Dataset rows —

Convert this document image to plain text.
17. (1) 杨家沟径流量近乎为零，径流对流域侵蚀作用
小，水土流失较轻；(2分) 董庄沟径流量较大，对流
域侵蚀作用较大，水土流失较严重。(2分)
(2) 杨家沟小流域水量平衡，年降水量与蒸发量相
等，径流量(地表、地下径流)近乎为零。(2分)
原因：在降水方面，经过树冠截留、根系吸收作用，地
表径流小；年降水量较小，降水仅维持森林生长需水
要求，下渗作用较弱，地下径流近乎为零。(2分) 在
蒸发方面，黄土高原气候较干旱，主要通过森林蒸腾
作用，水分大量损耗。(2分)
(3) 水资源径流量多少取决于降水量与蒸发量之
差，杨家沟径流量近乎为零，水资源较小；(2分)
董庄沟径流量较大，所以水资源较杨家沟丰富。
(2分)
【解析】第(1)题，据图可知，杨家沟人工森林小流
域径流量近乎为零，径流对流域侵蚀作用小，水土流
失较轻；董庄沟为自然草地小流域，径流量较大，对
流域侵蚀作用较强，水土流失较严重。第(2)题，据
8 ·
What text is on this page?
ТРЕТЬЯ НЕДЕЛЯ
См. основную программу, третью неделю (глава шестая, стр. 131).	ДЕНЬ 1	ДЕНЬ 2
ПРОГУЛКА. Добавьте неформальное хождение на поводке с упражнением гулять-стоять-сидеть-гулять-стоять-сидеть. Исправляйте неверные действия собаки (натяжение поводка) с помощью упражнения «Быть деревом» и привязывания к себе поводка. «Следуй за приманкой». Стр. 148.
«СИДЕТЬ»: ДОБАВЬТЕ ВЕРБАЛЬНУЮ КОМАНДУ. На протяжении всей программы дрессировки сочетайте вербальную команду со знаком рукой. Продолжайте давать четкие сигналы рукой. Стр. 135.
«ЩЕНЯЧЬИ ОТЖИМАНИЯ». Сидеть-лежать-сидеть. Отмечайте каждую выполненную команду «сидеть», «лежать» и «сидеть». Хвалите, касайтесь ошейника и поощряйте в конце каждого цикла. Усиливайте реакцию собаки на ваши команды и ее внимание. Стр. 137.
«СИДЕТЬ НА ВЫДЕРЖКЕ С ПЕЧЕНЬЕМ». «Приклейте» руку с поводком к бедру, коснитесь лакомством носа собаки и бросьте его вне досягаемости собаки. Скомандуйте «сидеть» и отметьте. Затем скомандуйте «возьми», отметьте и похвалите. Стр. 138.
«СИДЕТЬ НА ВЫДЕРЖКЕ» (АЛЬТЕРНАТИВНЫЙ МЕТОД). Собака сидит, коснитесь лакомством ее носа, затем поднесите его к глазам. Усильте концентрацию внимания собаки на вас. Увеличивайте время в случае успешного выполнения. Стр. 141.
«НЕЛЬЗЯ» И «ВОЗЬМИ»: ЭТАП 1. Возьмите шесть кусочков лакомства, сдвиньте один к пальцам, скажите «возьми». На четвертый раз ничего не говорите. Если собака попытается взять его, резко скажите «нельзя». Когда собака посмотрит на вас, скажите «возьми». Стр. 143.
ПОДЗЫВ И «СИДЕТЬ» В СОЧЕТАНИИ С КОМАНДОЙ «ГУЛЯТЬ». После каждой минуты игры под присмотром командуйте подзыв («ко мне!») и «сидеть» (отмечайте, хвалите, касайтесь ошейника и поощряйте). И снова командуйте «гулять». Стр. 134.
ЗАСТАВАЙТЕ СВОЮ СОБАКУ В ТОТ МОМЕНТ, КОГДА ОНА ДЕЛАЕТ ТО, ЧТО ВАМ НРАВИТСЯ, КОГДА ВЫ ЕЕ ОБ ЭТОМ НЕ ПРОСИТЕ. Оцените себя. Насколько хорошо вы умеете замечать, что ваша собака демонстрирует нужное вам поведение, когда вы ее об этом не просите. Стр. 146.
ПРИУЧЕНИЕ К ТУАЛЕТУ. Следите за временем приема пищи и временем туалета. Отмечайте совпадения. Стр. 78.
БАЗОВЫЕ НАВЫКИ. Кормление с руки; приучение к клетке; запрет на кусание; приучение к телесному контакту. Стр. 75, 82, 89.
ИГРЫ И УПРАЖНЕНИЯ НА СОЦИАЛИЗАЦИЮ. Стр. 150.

What needs to be done —
Look through the data above. Each line containing the word "this" needs to be copied.

Written answer —
Convert this document image to plain text.
What text is on this page?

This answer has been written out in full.